▶ **What the task requires**
Pictures in the data below are not part of the copy; transcribe everything else exactly.

▶ **Records**
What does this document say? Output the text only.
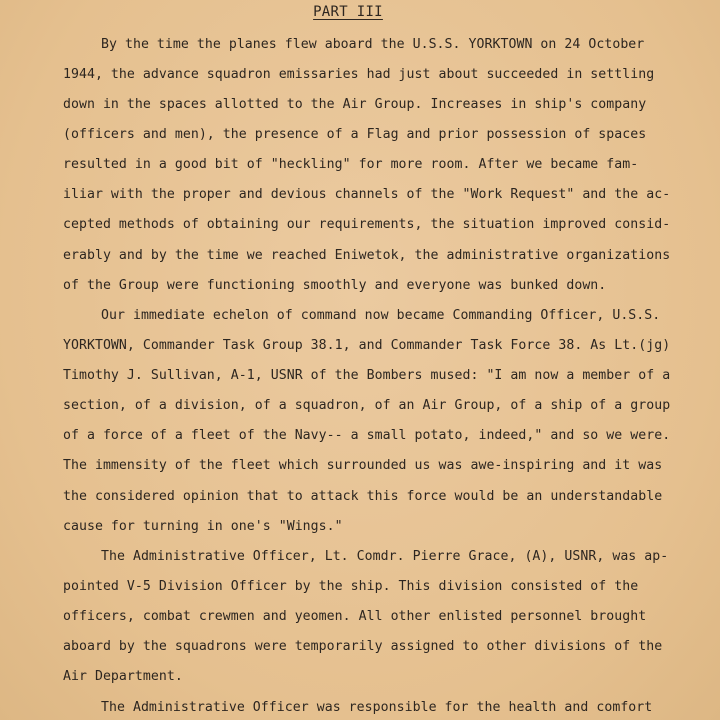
PART III
By the time the planes flew aboard the U.S.S. YORKTOWN on 24 October
1944, the advance squadron emissaries had just about succeeded in settling
down in the spaces allotted to the Air Group. Increases in ship's company
(officers and men), the presence of a Flag and prior possession of spaces
resulted in a good bit of "heckling" for more room. After we became fam-
iliar with the proper and devious channels of the "Work Request" and the ac-
cepted methods of obtaining our requirements, the situation improved consid-
erably and by the time we reached Eniwetok, the administrative organizations
of the Group were functioning smoothly and everyone was bunked down.
Our immediate echelon of command now became Commanding Officer, U.S.S.
YORKTOWN, Commander Task Group 38.1, and Commander Task Force 38. As Lt.(jg)
Timothy J. Sullivan, A-1, USNR of the Bombers mused: "I am now a member of a
section, of a division, of a squadron, of an Air Group, of a ship of a group
of a force of a fleet of the Navy-- a small potato, indeed," and so we were.
The immensity of the fleet which surrounded us was awe-inspiring and it was
the considered opinion that to attack this force would be an understandable
cause for turning in one's "Wings."
The Administrative Officer, Lt. Comdr. Pierre Grace, (A), USNR, was ap-
pointed V-5 Division Officer by the ship. This division consisted of the
officers, combat crewmen and yeomen. All other enlisted personnel brought
aboard by the squadrons were temporarily assigned to other divisions of the
Air Department.
The Administrative Officer was responsible for the health and comfort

▶ **Right answer**
What does this document say? Output the text only.
PART III
By the time the planes flew aboard the U.S.S. YORKTOWN on 24 October
1944, the advance squadron emissaries had just about succeeded in settling
down in the spaces allotted to the Air Group. Increases in ship's company
(officers and men), the presence of a Flag and prior possession of spaces
resulted in a good bit of "heckling" for more room. After we became fam-
iliar with the proper and devious channels of the "Work Request" and the ac-
cepted methods of obtaining our requirements, the situation improved consid-
erably and by the time we reached Eniwetok, the administrative organizations
of the Group were functioning smoothly and everyone was bunked down.
Our immediate echelon of command now became Commanding Officer, U.S.S.
YORKTOWN, Commander Task Group 38.1, and Commander Task Force 38. As Lt.(jg)
Timothy J. Sullivan, A-1, USNR of the Bombers mused: "I am now a member of a
section, of a division, of a squadron, of an Air Group, of a ship of a group
of a force of a fleet of the Navy-- a small potato, indeed," and so we were.
The immensity of the fleet which surrounded us was awe-inspiring and it was
the considered opinion that to attack this force would be an understandable
cause for turning in one's "Wings."
The Administrative Officer, Lt. Comdr. Pierre Grace, (A), USNR, was ap-
pointed V-5 Division Officer by the ship. This division consisted of the
officers, combat crewmen and yeomen. All other enlisted personnel brought
aboard by the squadrons were temporarily assigned to other divisions of the
Air Department.
The Administrative Officer was responsible for the health and comfort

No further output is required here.